2016-08-07 163 views
0

我使用Python。我有100個zip文件。每個zipfile包含超過100個xmlfiles。使用xmlfiles我創建csvfiles。Python,多處理:如何優化代碼?讓代碼更快?

from xml.etree.ElementTree import fromstring 
import zipfile 
from multiprocessing import Process 

def parse_xml_for_csv1(data, writer1): 
    root = fromstring(data) 
    for node in root.iter('name'): 
     writer1.writerow(node.get('value')) 

def create_csv1(): 
    with open('output1.csv', 'w') as f1: 
     writer1 = csv.writer(f1) 

     for i in range(1, 100): 
      z = zipfile.ZipFile('xml' + str(i) + '.zip') 
      # z.namelist() contains more than 100 xml files 
      for finfo in z.namelist(): 
       data = z.read(finfo) 
       parse_xml_for_csv1(data, writer1) 


def create_csv2(): 
    with open('output2.csv', 'w') as f2: 
     writer2 = csv.writer(f2) 

     for i in range(1, 100): 
      ... 


if __name__ == "__main__": 
    p1 = Process(target=create_csv1) 
    p2 = Process(target=create_csv2)

# 挑战题
请续写上文关于用 Python 多进程将 zip 中 XML 文件转为 CSV 的帖子，从其最后一行代码之后接着写。

# 数据集记录
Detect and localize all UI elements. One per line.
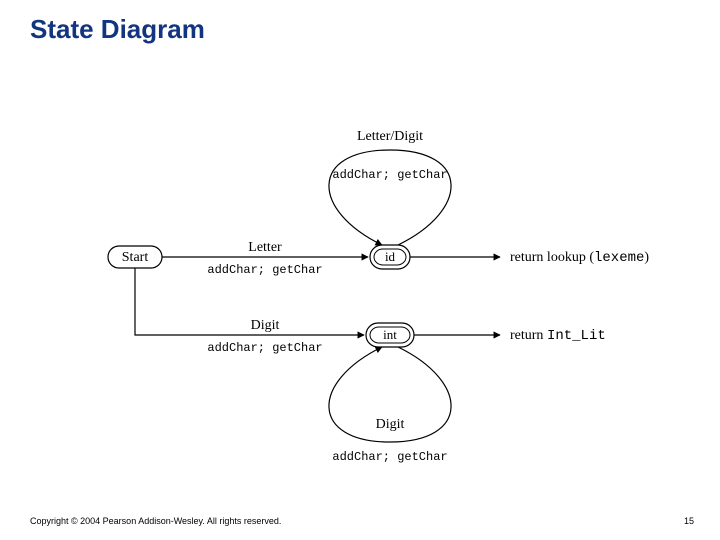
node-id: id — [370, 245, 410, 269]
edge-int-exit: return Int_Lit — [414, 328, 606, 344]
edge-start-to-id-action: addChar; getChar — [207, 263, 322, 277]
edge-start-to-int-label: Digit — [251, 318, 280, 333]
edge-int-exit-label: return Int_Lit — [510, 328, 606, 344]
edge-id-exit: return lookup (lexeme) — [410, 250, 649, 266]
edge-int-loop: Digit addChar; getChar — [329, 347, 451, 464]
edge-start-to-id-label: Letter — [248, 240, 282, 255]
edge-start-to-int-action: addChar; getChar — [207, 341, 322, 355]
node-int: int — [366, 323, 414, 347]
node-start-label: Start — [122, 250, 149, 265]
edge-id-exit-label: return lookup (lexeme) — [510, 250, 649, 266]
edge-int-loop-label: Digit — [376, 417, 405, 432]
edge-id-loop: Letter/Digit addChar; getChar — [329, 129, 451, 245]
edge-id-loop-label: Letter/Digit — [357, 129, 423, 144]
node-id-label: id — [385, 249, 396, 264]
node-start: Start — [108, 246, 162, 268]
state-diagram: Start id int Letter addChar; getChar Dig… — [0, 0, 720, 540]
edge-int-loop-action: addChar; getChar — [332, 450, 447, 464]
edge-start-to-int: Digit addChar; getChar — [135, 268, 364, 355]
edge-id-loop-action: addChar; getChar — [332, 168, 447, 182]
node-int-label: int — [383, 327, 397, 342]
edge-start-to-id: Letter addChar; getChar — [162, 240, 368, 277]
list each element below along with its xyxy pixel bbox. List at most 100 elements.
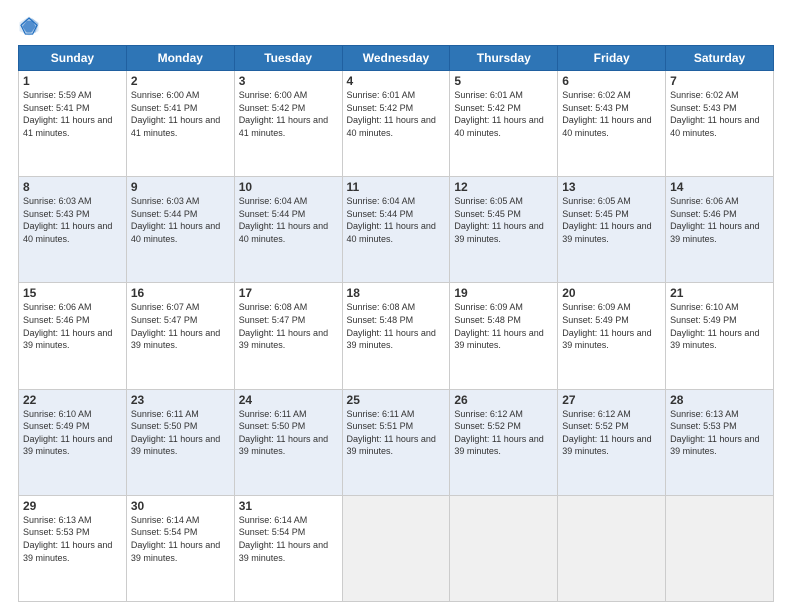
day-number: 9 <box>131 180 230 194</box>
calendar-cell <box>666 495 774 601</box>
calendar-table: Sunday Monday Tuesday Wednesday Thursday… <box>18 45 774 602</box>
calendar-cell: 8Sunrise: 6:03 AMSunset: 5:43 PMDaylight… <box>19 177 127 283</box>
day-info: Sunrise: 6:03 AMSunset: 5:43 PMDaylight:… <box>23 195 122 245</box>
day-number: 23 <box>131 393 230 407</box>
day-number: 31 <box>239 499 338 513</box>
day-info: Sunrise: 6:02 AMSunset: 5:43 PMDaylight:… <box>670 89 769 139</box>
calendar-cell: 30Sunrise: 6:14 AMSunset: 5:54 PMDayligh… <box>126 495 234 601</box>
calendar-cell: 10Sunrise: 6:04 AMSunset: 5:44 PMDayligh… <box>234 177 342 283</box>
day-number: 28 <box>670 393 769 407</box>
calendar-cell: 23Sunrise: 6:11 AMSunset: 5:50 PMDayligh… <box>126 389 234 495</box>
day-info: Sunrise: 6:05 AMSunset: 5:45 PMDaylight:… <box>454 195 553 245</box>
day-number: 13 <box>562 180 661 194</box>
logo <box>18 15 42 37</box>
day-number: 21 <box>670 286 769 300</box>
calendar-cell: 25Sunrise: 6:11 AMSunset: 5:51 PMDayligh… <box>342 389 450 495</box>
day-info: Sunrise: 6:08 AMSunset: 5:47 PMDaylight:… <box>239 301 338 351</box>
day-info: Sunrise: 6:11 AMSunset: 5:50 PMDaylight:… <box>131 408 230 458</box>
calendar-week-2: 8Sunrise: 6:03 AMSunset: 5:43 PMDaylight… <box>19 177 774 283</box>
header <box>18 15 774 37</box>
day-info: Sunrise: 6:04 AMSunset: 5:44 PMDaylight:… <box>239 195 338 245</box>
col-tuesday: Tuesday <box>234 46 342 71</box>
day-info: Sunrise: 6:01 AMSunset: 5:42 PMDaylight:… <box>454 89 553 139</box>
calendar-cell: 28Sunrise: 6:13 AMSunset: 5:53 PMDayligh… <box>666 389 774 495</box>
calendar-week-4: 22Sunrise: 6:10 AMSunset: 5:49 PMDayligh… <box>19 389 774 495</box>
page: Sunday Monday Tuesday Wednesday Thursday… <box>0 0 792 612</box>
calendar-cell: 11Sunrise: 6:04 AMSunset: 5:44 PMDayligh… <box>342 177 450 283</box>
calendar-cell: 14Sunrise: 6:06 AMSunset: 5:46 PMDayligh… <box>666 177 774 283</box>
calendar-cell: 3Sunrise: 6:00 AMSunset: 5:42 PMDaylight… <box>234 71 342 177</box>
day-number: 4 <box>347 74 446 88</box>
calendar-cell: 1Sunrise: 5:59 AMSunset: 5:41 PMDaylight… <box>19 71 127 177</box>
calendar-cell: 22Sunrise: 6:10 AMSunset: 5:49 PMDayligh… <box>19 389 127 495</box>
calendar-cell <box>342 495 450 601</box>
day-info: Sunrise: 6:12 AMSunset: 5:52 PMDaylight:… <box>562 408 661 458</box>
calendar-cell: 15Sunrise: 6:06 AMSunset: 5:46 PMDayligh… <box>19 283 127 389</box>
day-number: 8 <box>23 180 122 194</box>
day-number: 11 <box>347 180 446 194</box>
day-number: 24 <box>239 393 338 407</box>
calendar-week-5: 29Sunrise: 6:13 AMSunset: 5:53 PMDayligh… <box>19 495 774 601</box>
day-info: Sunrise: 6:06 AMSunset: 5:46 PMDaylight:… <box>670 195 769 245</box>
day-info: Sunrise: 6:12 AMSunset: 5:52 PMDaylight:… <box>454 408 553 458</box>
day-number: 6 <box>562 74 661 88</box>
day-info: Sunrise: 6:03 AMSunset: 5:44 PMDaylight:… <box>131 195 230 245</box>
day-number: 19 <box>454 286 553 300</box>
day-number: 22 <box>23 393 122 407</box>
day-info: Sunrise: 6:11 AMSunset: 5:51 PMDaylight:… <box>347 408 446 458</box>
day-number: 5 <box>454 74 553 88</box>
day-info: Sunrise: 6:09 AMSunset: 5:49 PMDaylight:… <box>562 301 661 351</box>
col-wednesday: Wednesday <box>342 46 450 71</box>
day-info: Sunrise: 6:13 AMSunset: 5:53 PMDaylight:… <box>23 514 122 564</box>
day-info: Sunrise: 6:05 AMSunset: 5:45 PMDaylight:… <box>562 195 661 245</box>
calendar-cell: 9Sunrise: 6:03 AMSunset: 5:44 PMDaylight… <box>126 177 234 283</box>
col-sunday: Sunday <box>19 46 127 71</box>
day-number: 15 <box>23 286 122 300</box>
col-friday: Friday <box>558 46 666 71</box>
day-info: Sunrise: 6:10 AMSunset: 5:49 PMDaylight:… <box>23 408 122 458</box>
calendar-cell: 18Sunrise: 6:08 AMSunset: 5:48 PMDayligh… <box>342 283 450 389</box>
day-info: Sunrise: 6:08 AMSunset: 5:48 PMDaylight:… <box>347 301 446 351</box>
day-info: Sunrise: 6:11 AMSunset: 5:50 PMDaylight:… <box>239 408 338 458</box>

# 练习结果
    p1.start() 
    p2.start() 
    p1.join() 
    p2.join() 

請告訴我,如何優化我的代碼?讓代碼更快?

+1

每個未壓縮的xml文件有多大?你正在寫的csvs? – goncalopp

+0

goncalopp,xml文件很小(約10行)。我只需要2個CSV文件。 – Olga

+0

我會使用lxml來完成處理,並儘可能在c級儘可能多地處理它http://lxml.de/FAQ.html#id1 –

回答

2

你只需要用參數定義一個方法。 在給定數量的線程或進程中拆分100個.zip文件的處理。您將添加的進程越多,您將使用的CPU越多,並且可能可以使用多於2個進程,速度會更快(由於某些點的磁盤I/O可能會出現瓶頸)

在下面的代碼中,我可以更改爲4或10個進程,無需複製/粘貼代碼。它處理不同的zip文件。

您的代碼並行處理兩個相同的100個文件:它比沒有多處理時更慢!

def create_csv(start_index,step): 
    with open('output{0}.csv'.format(start_index//step), 'w') as f1: 
     writer1 = csv.writer(f1) 

     for i in range(start_index, start_index+step): 
      z = zipfile.ZipFile('xml' + str(i) + '.zip') 
      # z.namelist() contains more than 100 xml files 
      for finfo in z.namelist(): 
       data = z.read(finfo) 
       parse_xml_for_csv1(data, writer1) 



if __name__ == "__main__": 
    nb_files = 100 
    nb_processes = 2 # raise to 4 or 8 depending on your machine 

    step = nb_files//nb_processes 
    lp = [] 
    for start_index in range(1,nb_files,step): 
     p = Process(target=create_csv,args=[start_index,step]) 
     p.start() 
     lp.append(p) 
    for p in lp: 
     p.join()